:: PROVIDED MATERIAL ::

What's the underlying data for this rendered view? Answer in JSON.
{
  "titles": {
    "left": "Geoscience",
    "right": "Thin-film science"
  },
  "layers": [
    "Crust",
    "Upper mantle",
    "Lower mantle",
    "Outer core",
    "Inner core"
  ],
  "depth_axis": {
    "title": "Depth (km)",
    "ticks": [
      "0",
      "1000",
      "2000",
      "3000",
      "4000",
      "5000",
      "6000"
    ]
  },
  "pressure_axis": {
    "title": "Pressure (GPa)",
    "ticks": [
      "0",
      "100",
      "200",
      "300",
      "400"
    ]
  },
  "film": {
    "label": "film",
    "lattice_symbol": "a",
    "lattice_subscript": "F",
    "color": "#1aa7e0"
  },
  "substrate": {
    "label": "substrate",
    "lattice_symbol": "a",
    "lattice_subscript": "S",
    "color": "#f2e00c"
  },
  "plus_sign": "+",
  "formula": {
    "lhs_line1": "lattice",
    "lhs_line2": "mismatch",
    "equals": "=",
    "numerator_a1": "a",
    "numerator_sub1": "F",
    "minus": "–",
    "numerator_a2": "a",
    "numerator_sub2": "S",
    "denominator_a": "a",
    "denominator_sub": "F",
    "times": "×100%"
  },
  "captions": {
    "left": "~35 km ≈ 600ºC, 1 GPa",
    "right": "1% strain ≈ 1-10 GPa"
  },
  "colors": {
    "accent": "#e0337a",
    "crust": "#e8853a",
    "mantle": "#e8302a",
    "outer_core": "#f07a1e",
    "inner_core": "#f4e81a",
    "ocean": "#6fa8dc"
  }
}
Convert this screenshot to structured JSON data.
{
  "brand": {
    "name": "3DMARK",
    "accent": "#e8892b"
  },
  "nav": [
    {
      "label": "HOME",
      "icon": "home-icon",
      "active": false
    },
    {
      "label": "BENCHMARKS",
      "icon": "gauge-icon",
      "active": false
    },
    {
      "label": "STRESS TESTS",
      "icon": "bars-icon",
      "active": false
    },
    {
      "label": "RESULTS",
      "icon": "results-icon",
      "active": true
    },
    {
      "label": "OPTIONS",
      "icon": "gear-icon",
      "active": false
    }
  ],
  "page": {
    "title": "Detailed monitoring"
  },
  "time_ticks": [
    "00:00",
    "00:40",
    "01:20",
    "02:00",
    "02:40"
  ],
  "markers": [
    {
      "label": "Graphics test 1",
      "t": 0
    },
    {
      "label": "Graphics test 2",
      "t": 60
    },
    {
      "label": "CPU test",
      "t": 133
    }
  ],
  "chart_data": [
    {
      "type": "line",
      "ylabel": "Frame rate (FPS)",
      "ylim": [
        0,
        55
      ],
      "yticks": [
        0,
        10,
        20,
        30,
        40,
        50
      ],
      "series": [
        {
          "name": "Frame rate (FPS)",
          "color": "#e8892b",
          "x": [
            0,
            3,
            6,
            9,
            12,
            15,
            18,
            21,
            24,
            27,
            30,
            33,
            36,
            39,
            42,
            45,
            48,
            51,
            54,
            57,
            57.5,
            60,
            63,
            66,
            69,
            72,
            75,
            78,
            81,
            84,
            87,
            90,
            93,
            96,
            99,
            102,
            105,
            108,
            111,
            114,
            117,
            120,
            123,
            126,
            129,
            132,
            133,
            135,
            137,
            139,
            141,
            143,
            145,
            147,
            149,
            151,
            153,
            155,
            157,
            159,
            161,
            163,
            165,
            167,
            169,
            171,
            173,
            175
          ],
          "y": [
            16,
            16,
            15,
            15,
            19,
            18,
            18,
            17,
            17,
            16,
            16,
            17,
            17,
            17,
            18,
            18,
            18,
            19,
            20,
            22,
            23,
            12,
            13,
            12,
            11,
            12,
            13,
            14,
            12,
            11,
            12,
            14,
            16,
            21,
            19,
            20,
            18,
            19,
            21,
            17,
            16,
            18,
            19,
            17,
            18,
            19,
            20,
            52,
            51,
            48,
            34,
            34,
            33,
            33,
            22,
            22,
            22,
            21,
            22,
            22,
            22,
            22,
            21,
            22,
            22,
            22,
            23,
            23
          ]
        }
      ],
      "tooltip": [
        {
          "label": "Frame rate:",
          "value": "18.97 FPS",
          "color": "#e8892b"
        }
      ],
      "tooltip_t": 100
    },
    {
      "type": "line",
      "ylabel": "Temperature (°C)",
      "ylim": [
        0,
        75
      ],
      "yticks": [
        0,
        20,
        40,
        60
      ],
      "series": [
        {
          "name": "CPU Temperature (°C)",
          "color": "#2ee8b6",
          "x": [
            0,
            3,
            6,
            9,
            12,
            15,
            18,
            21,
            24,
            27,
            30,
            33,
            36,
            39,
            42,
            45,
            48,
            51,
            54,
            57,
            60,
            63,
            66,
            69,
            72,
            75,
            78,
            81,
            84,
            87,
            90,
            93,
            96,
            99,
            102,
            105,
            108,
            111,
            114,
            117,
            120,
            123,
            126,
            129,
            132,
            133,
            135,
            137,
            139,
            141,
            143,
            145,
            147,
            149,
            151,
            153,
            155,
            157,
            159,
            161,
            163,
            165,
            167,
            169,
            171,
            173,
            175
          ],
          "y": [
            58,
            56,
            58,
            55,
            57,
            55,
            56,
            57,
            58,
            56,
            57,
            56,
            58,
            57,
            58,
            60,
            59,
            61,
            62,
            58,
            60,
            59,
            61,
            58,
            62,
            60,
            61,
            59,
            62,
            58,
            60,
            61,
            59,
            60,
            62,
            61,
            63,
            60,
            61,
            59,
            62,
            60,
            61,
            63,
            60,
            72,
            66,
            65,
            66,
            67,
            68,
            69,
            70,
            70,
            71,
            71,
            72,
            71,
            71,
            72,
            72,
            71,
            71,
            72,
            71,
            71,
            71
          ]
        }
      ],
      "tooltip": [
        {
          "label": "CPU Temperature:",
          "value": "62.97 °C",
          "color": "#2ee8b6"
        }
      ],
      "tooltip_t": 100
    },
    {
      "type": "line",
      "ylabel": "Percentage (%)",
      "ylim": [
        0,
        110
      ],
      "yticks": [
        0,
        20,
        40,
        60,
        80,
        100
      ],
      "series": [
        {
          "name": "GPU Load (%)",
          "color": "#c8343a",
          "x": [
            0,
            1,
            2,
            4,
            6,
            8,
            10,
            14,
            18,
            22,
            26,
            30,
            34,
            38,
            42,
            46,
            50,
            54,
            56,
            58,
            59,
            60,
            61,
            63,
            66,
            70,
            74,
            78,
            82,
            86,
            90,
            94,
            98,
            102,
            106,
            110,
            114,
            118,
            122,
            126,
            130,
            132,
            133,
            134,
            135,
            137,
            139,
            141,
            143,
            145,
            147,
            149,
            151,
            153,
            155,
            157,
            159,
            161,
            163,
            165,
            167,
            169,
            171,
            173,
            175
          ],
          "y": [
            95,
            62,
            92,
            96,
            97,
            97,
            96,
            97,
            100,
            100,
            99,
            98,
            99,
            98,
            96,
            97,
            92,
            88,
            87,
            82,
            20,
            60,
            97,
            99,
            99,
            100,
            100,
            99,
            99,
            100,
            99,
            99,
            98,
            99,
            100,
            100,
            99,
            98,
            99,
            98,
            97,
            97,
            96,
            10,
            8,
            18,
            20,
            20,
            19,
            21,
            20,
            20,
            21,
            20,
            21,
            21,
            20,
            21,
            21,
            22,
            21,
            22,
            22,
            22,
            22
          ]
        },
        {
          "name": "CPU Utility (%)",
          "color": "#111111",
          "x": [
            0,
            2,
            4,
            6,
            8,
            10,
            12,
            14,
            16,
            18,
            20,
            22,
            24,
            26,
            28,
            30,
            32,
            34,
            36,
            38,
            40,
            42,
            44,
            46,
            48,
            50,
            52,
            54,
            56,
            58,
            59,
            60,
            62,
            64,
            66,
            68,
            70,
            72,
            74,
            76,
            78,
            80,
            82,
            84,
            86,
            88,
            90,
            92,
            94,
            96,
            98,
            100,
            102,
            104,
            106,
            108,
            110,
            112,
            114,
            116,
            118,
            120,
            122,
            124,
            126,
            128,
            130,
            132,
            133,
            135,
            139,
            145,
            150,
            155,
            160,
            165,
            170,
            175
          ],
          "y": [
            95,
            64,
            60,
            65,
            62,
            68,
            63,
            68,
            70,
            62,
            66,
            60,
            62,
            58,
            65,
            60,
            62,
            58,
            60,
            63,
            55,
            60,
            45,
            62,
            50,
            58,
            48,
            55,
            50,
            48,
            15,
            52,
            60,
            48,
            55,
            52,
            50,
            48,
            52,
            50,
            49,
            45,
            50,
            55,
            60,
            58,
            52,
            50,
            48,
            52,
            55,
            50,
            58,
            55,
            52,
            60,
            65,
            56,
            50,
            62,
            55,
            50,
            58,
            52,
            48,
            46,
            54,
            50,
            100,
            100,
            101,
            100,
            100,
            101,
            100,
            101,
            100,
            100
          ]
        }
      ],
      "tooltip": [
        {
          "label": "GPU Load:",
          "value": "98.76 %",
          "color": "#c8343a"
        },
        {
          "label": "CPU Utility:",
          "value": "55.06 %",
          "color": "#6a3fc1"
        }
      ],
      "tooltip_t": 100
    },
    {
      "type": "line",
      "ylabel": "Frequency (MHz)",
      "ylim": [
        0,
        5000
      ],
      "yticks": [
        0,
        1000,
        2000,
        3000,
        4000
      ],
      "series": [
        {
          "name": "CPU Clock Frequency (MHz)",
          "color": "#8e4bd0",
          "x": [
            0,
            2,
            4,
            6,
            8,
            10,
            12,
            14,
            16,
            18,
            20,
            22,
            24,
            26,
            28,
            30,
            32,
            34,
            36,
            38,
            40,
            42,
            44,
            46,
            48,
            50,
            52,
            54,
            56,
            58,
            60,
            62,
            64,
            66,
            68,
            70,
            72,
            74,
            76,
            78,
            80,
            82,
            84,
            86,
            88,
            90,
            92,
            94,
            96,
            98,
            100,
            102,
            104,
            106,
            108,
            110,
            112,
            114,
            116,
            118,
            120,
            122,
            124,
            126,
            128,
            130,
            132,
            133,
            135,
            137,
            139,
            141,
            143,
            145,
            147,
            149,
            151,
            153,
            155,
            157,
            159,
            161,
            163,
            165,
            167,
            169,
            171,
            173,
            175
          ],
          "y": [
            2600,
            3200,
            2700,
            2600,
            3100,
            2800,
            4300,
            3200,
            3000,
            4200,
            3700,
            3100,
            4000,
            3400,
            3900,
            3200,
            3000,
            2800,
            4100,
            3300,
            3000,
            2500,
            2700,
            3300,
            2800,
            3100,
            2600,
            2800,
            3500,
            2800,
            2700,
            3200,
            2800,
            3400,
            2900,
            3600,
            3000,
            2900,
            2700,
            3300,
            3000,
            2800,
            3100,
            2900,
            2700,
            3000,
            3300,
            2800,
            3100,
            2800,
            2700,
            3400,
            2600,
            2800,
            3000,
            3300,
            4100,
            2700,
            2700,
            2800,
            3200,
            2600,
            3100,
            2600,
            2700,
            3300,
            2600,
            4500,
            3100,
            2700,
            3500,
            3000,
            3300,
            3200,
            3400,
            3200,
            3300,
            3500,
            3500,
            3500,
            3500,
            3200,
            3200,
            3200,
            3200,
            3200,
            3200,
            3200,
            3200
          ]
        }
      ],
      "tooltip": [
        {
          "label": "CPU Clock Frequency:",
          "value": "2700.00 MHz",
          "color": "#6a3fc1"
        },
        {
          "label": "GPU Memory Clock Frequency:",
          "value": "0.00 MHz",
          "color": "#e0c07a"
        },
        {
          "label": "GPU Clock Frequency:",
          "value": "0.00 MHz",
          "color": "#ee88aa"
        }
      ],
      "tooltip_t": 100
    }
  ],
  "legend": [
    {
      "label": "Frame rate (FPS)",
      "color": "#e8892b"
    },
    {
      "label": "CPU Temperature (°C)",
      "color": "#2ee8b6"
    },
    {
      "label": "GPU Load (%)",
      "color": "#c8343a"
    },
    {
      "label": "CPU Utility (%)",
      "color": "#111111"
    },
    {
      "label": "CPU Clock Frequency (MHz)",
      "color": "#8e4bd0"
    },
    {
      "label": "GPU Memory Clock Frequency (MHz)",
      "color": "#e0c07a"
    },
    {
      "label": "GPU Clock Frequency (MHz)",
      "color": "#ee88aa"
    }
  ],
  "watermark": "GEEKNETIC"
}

:::

▸ REQUIRED WORK
Looking back at the lines above, state how many contain the word "Clock", and supply nothing besides the number.

▸ REPLY TO THE EXERCISE
7